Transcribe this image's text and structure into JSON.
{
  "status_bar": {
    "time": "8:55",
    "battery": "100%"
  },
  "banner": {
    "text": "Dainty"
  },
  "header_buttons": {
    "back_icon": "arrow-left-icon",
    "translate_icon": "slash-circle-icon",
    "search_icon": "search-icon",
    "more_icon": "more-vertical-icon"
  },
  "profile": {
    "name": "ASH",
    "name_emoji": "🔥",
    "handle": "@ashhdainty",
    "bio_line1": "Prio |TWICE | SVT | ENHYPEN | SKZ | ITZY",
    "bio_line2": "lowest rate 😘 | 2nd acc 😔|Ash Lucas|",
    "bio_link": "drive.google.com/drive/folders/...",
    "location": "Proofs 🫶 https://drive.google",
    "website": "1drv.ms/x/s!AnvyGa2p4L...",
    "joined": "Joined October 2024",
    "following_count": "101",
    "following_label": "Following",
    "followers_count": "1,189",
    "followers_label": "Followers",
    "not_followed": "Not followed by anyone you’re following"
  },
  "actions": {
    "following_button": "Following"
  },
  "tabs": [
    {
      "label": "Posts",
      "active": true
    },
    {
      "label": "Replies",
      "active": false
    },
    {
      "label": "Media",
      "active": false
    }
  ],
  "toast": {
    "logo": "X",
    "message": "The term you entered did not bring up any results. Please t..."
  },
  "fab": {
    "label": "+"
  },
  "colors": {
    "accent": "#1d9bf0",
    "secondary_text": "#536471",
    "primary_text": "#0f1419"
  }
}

→ **Exercise requirements**: Give back each line above precisely as it stands.

→ **Problem solution**:
Transcribe this image's text and structure into JSON.
{
  "status_bar": {
    "time": "8:55",
    "battery": "100%"
  },
  "banner": {
    "text": "Dainty"
  },
  "header_buttons": {
    "back_icon": "arrow-left-icon",
    "translate_icon": "slash-circle-icon",
    "search_icon": "search-icon",
    "more_icon": "more-vertical-icon"
  },
  "profile": {
    "name": "ASH",
    "name_emoji": "🔥",
    "handle": "@ashhdainty",
    "bio_line1": "Prio |TWICE | SVT | ENHYPEN | SKZ | ITZY",
    "bio_line2": "lowest rate 😘 | 2nd acc 😔|Ash Lucas|",
    "bio_link": "drive.google.com/drive/folders/...",
    "location": "Proofs 🫶 https://drive.google",
    "website": "1drv.ms/x/s!AnvyGa2p4L...",
    "joined": "Joined October 2024",
    "following_count": "101",
    "following_label": "Following",
    "followers_count": "1,189",
    "followers_label": "Followers",
    "not_followed": "Not followed by anyone you’re following"
  },
  "actions": {
    "following_button": "Following"
  },
  "tabs": [
    {
      "label": "Posts",
      "active": true
    },
    {
      "label": "Replies",
      "active": false
    },
    {
      "label": "Media",
      "active": false
    }
  ],
  "toast": {
    "logo": "X",
    "message": "The term you entered did not bring up any results. Please t..."
  },
  "fab": {
    "label": "+"
  },
  "colors": {
    "accent": "#1d9bf0",
    "secondary_text": "#536471",
    "primary_text": "#0f1419"
  }
}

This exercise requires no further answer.